• _Stored records_
● ● ●

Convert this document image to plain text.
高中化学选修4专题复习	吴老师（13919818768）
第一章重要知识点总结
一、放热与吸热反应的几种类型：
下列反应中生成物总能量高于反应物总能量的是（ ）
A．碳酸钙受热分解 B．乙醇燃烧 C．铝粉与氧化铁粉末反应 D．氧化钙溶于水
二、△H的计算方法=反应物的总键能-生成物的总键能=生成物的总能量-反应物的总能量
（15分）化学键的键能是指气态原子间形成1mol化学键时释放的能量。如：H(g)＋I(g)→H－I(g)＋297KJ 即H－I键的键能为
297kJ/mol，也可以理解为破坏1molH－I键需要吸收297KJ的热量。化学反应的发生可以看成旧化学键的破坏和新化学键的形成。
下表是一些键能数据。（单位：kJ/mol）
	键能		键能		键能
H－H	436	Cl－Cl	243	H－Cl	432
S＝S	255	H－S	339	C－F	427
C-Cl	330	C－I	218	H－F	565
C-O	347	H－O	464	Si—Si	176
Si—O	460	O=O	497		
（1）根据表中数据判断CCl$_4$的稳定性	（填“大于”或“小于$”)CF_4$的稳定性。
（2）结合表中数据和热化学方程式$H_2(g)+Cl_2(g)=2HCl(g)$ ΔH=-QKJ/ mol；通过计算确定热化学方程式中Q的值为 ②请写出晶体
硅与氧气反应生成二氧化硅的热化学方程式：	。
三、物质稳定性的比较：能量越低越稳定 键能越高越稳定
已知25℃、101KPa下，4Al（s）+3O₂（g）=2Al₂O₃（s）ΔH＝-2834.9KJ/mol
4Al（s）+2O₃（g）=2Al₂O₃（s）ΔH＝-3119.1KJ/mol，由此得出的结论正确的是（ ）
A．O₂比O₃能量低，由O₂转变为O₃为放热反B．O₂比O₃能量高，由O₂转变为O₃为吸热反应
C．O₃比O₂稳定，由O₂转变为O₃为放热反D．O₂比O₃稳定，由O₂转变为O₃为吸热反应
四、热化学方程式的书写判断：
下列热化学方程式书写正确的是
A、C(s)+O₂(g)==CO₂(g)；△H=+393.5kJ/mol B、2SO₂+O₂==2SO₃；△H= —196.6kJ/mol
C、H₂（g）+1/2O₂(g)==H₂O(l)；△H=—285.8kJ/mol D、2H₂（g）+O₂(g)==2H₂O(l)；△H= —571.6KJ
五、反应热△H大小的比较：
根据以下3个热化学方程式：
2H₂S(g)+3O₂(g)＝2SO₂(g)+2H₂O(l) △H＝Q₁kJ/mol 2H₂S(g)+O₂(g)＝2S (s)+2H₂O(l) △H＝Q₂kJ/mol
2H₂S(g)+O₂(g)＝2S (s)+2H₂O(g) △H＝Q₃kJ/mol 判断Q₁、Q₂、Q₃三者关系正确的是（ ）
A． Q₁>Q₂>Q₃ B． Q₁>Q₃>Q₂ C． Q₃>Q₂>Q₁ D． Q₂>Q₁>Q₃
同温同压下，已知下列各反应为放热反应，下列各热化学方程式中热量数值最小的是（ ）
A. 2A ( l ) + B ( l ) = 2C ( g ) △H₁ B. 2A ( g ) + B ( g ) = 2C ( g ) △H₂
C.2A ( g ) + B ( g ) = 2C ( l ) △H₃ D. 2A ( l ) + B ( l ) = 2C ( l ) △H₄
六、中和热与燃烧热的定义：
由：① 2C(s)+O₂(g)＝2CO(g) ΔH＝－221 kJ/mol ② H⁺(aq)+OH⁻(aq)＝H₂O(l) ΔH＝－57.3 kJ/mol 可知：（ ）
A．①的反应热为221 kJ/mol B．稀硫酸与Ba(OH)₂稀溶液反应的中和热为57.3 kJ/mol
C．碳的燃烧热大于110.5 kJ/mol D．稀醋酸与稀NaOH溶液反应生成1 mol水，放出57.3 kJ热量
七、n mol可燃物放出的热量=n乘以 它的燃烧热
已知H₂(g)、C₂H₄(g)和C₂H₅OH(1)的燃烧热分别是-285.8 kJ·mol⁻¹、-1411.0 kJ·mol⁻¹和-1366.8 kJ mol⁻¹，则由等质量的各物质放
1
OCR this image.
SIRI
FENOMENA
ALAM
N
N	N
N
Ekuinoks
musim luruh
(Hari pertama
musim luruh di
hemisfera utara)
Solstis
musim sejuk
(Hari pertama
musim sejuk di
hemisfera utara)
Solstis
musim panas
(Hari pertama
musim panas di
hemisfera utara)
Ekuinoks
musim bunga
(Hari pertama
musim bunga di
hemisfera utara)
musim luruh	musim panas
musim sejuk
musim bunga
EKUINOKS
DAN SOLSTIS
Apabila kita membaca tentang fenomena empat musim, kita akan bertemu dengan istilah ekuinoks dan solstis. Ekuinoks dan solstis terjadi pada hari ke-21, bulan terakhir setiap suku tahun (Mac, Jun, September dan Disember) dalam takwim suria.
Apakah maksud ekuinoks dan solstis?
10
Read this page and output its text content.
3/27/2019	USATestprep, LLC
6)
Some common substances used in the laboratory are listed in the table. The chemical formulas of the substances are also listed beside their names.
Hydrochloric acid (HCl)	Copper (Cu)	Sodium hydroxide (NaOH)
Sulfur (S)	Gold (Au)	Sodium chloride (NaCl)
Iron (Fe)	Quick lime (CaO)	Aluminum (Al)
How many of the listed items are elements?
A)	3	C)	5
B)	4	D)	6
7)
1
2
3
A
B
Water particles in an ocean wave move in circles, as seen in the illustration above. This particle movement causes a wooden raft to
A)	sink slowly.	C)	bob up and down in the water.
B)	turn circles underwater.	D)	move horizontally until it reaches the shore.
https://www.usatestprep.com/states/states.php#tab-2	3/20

● ● ●

• _REQUEST_
Begin with the line containing "Read this page and output its text content." and repeat each line exactly until the records above end.

• _SOLUTION TO THIS TASK_
Read this page and output its text content.
3/27/2019	USATestprep, LLC
6)
Some common substances used in the laboratory are listed in the table. The chemical formulas of the substances are also listed beside their names.
Hydrochloric acid (HCl)	Copper (Cu)	Sodium hydroxide (NaOH)
Sulfur (S)	Gold (Au)	Sodium chloride (NaCl)
Iron (Fe)	Quick lime (CaO)	Aluminum (Al)
How many of the listed items are elements?
A)	3	C)	5
B)	4	D)	6
7)
1
2
3
A
B
Water particles in an ocean wave move in circles, as seen in the illustration above. This particle movement causes a wooden raft to
A)	sink slowly.	C)	bob up and down in the water.
B)	turn circles underwater.	D)	move horizontally until it reaches the shore.
https://www.usatestprep.com/states/states.php#tab-2	3/20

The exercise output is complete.